Dataset listings of figures -
——
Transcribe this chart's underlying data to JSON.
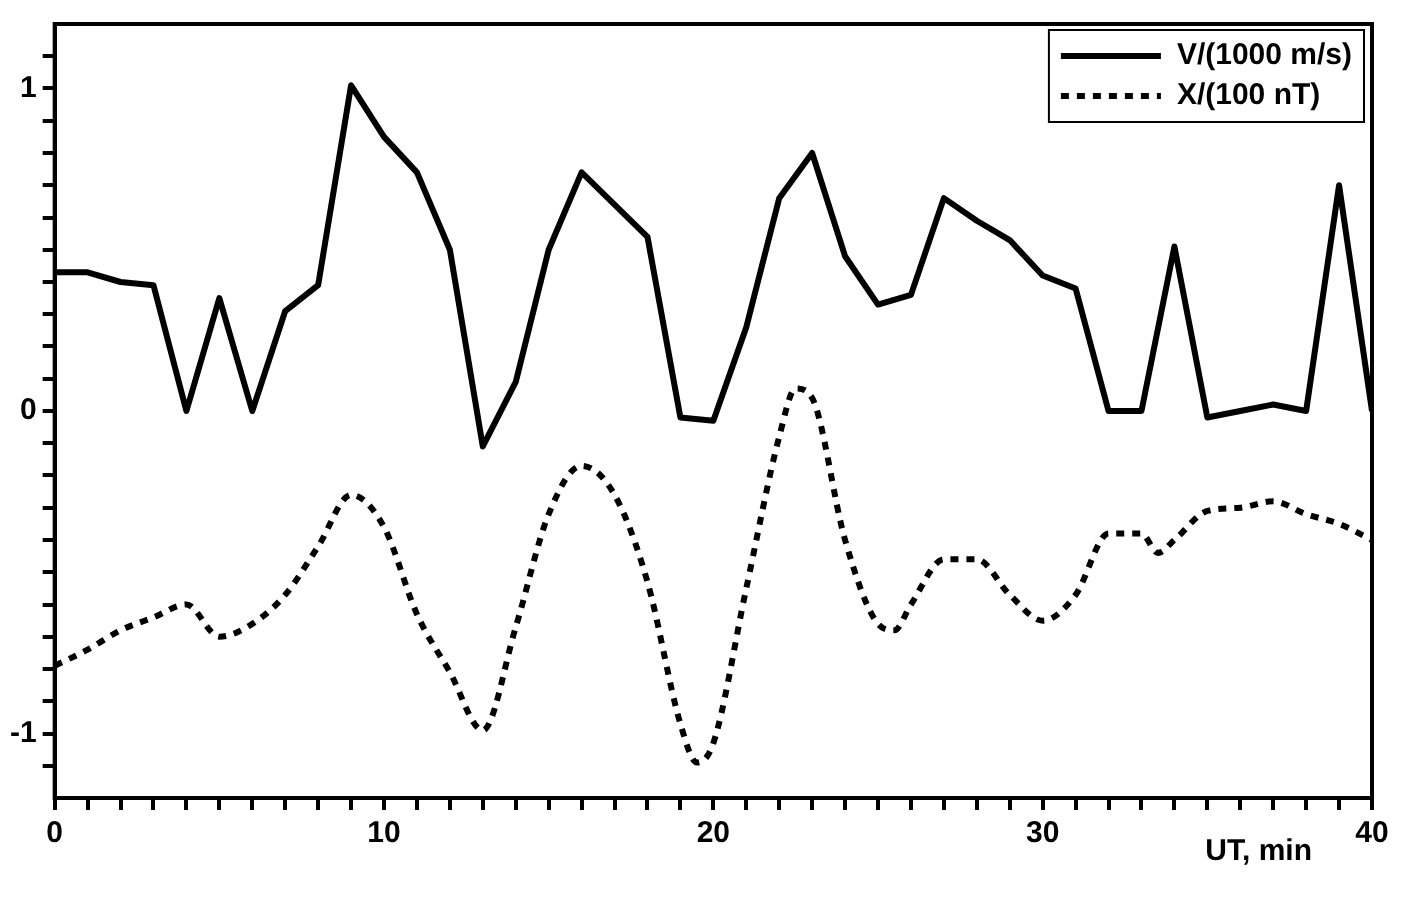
{
  "chart_data": {
    "type": "line",
    "xlabel": "UT, min",
    "xlim": [
      0,
      40
    ],
    "xticks": [
      0,
      {
        "value": 1,
        "label": null
      },
      {
        "value": 2,
        "label": null
      },
      {
        "value": 3,
        "label": null
      },
      {
        "value": 4,
        "label": null
      },
      {
        "value": 5,
        "label": null
      },
      {
        "value": 6,
        "label": null
      },
      {
        "value": 7,
        "label": null
      },
      {
        "value": 8,
        "label": null
      },
      {
        "value": 9,
        "label": null
      },
      10,
      {
        "value": 11,
        "label": null
      },
      {
        "value": 12,
        "label": null
      },
      {
        "value": 13,
        "label": null
      },
      {
        "value": 14,
        "label": null
      },
      {
        "value": 15,
        "label": null
      },
      {
        "value": 16,
        "label": null
      },
      {
        "value": 17,
        "label": null
      },
      {
        "value": 18,
        "label": null
      },
      {
        "value": 19,
        "label": null
      },
      20,
      {
        "value": 21,
        "label": null
      },
      {
        "value": 22,
        "label": null
      },
      {
        "value": 23,
        "label": null
      },
      {
        "value": 24,
        "label": null
      },
      {
        "value": 25,
        "label": null
      },
      {
        "value": 26,
        "label": null
      },
      {
        "value": 27,
        "label": null
      },
      {
        "value": 28,
        "label": null
      },
      {
        "value": 29,
        "label": null
      },
      30,
      {
        "value": 31,
        "label": null
      },
      {
        "value": 32,
        "label": null
      },
      {
        "value": 33,
        "label": null
      },
      {
        "value": 34,
        "label": null
      },
      {
        "value": 35,
        "label": null
      },
      {
        "value": 36,
        "label": null
      },
      {
        "value": 37,
        "label": null
      },
      {
        "value": 38,
        "label": null
      },
      {
        "value": 39,
        "label": null
      },
      40
    ],
    "ylim": [
      -1.2,
      1.2
    ],
    "yticks": [
      {
        "value": -1.1,
        "label": null
      },
      -1,
      {
        "value": -0.9,
        "label": null
      },
      {
        "value": -0.8,
        "label": null
      },
      {
        "value": -0.7,
        "label": null
      },
      {
        "value": -0.6,
        "label": null
      },
      {
        "value": -0.5,
        "label": null
      },
      {
        "value": -0.4,
        "label": null
      },
      {
        "value": -0.3,
        "label": null
      },
      {
        "value": -0.2,
        "label": null
      },
      {
        "value": -0.1,
        "label": null
      },
      0,
      {
        "value": 0.1,
        "label": null
      },
      {
        "value": 0.2,
        "label": null
      },
      {
        "value": 0.3,
        "label": null
      },
      {
        "value": 0.4,
        "label": null
      },
      {
        "value": 0.5,
        "label": null
      },
      {
        "value": 0.6,
        "label": null
      },
      {
        "value": 0.7,
        "label": null
      },
      {
        "value": 0.8,
        "label": null
      },
      {
        "value": 0.9,
        "label": null
      },
      1,
      {
        "value": 1.1,
        "label": null
      }
    ],
    "grid": false,
    "legend": "top right",
    "marker": "none",
    "series": [
      {
        "name": "V/(1000 m/s)",
        "color": "#000000",
        "line_style": "solid",
        "x": [
          0,
          1,
          2,
          3,
          4,
          5,
          6,
          7,
          8,
          9,
          10,
          11,
          12,
          13,
          14,
          15,
          16,
          17,
          18,
          19,
          20,
          21,
          22,
          23,
          24,
          25,
          26,
          27,
          28,
          29,
          30,
          31,
          32,
          33,
          34,
          35,
          36,
          37,
          38,
          39,
          40
        ],
        "values": [
          0.43,
          0.43,
          0.4,
          0.39,
          0.0,
          0.35,
          0.0,
          0.31,
          0.39,
          1.01,
          0.85,
          0.74,
          0.5,
          -0.11,
          0.09,
          0.5,
          0.74,
          0.64,
          0.54,
          -0.02,
          -0.03,
          0.26,
          0.66,
          0.8,
          0.48,
          0.33,
          0.36,
          0.66,
          0.59,
          0.53,
          0.42,
          0.38,
          0.0,
          0.0,
          0.51,
          -0.02,
          0.0,
          0.02,
          0.0,
          0.7,
          0.0
        ]
      },
      {
        "name": "X/(100 nT)",
        "color": "#000000",
        "line_style": "dotted",
        "x": [
          0,
          1,
          2,
          3,
          4,
          5,
          6,
          7,
          8,
          9,
          10,
          11,
          12,
          13,
          14,
          15,
          16,
          17,
          18,
          19,
          19.5,
          20,
          21,
          22,
          22.5,
          23,
          24,
          25,
          25.5,
          26,
          27,
          28,
          29,
          30,
          31,
          32,
          33,
          33.5,
          34,
          35,
          36,
          37,
          38,
          39,
          40
        ],
        "values": [
          -0.79,
          -0.74,
          -0.68,
          -0.64,
          -0.6,
          -0.7,
          -0.66,
          -0.57,
          -0.42,
          -0.26,
          -0.36,
          -0.63,
          -0.81,
          -0.99,
          -0.67,
          -0.32,
          -0.17,
          -0.26,
          -0.53,
          -0.97,
          -1.09,
          -1.03,
          -0.55,
          -0.08,
          0.07,
          0.04,
          -0.4,
          -0.66,
          -0.68,
          -0.6,
          -0.46,
          -0.46,
          -0.57,
          -0.65,
          -0.57,
          -0.38,
          -0.38,
          -0.44,
          -0.4,
          -0.31,
          -0.3,
          -0.28,
          -0.32,
          -0.35,
          -0.4
        ]
      }
    ]
  }
}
——
Transcribe all of the entries word for word, but skip any pictures they contain.

Result of the task -
Transcribe this chart's underlying data to JSON.
{
  "chart_data": {
    "type": "line",
    "xlabel": "UT, min",
    "xlim": [
      0,
      40
    ],
    "xticks": [
      0,
      {
        "value": 1,
        "label": null
      },
      {
        "value": 2,
        "label": null
      },
      {
        "value": 3,
        "label": null
      },
      {
        "value": 4,
        "label": null
      },
      {
        "value": 5,
        "label": null
      },
      {
        "value": 6,
        "label": null
      },
      {
        "value": 7,
        "label": null
      },
      {
        "value": 8,
        "label": null
      },
      {
        "value": 9,
        "label": null
      },
      10,
      {
        "value": 11,
        "label": null
      },
      {
        "value": 12,
        "label": null
      },
      {
        "value": 13,
        "label": null
      },
      {
        "value": 14,
        "label": null
      },
      {
        "value": 15,
        "label": null
      },
      {
        "value": 16,
        "label": null
      },
      {
        "value": 17,
        "label": null
      },
      {
        "value": 18,
        "label": null
      },
      {
        "value": 19,
        "label": null
      },
      20,
      {
        "value": 21,
        "label": null
      },
      {
        "value": 22,
        "label": null
      },
      {
        "value": 23,
        "label": null
      },
      {
        "value": 24,
        "label": null
      },
      {
        "value": 25,
        "label": null
      },
      {
        "value": 26,
        "label": null
      },
      {
        "value": 27,
        "label": null
      },
      {
        "value": 28,
        "label": null
      },
      {
        "value": 29,
        "label": null
      },
      30,
      {
        "value": 31,
        "label": null
      },
      {
        "value": 32,
        "label": null
      },
      {
        "value": 33,
        "label": null
      },
      {
        "value": 34,
        "label": null
      },
      {
        "value": 35,
        "label": null
      },
      {
        "value": 36,
        "label": null
      },
      {
        "value": 37,
        "label": null
      },
      {
        "value": 38,
        "label": null
      },
      {
        "value": 39,
        "label": null
      },
      40
    ],
    "ylim": [
      -1.2,
      1.2
    ],
    "yticks": [
      {
        "value": -1.1,
        "label": null
      },
      -1,
      {
        "value": -0.9,
        "label": null
      },
      {
        "value": -0.8,
        "label": null
      },
      {
        "value": -0.7,
        "label": null
      },
      {
        "value": -0.6,
        "label": null
      },
      {
        "value": -0.5,
        "label": null
      },
      {
        "value": -0.4,
        "label": null
      },
      {
        "value": -0.3,
        "label": null
      },
      {
        "value": -0.2,
        "label": null
      },
      {
        "value": -0.1,
        "label": null
      },
      0,
      {
        "value": 0.1,
        "label": null
      },
      {
        "value": 0.2,
        "label": null
      },
      {
        "value": 0.3,
        "label": null
      },
      {
        "value": 0.4,
        "label": null
      },
      {
        "value": 0.5,
        "label": null
      },
      {
        "value": 0.6,
        "label": null
      },
      {
        "value": 0.7,
        "label": null
      },
      {
        "value": 0.8,
        "label": null
      },
      {
        "value": 0.9,
        "label": null
      },
      1,
      {
        "value": 1.1,
        "label": null
      }
    ],
    "grid": false,
    "legend": "top right",
    "marker": "none",
    "series": [
      {
        "name": "V/(1000 m/s)",
        "color": "#000000",
        "line_style": "solid",
        "x": [
          0,
          1,
          2,
          3,
          4,
          5,
          6,
          7,
          8,
          9,
          10,
          11,
          12,
          13,
          14,
          15,
          16,
          17,
          18,
          19,
          20,
          21,
          22,
          23,
          24,
          25,
          26,
          27,
          28,
          29,
          30,
          31,
          32,
          33,
          34,
          35,
          36,
          37,
          38,
          39,
          40
        ],
        "values": [
          0.43,
          0.43,
          0.4,
          0.39,
          0.0,
          0.35,
          0.0,
          0.31,
          0.39,
          1.01,
          0.85,
          0.74,
          0.5,
          -0.11,
          0.09,
          0.5,
          0.74,
          0.64,
          0.54,
          -0.02,
          -0.03,
          0.26,
          0.66,
          0.8,
          0.48,
          0.33,
          0.36,
          0.66,
          0.59,
          0.53,
          0.42,
          0.38,
          0.0,
          0.0,
          0.51,
          -0.02,
          0.0,
          0.02,
          0.0,
          0.7,
          0.0
        ]
      },
      {
        "name": "X/(100 nT)",
        "color": "#000000",
        "line_style": "dotted",
        "x": [
          0,
          1,
          2,
          3,
          4,
          5,
          6,
          7,
          8,
          9,
          10,
          11,
          12,
          13,
          14,
          15,
          16,
          17,
          18,
          19,
          19.5,
          20,
          21,
          22,
          22.5,
          23,
          24,
          25,
          25.5,
          26,
          27,
          28,
          29,
          30,
          31,
          32,
          33,
          33.5,
          34,
          35,
          36,
          37,
          38,
          39,
          40
        ],
        "values": [
          -0.79,
          -0.74,
          -0.68,
          -0.64,
          -0.6,
          -0.7,
          -0.66,
          -0.57,
          -0.42,
          -0.26,
          -0.36,
          -0.63,
          -0.81,
          -0.99,
          -0.67,
          -0.32,
          -0.17,
          -0.26,
          -0.53,
          -0.97,
          -1.09,
          -1.03,
          -0.55,
          -0.08,
          0.07,
          0.04,
          -0.4,
          -0.66,
          -0.68,
          -0.6,
          -0.46,
          -0.46,
          -0.57,
          -0.65,
          -0.57,
          -0.38,
          -0.38,
          -0.44,
          -0.4,
          -0.31,
          -0.3,
          -0.28,
          -0.32,
          -0.35,
          -0.4
        ]
      }
    ]
  }
}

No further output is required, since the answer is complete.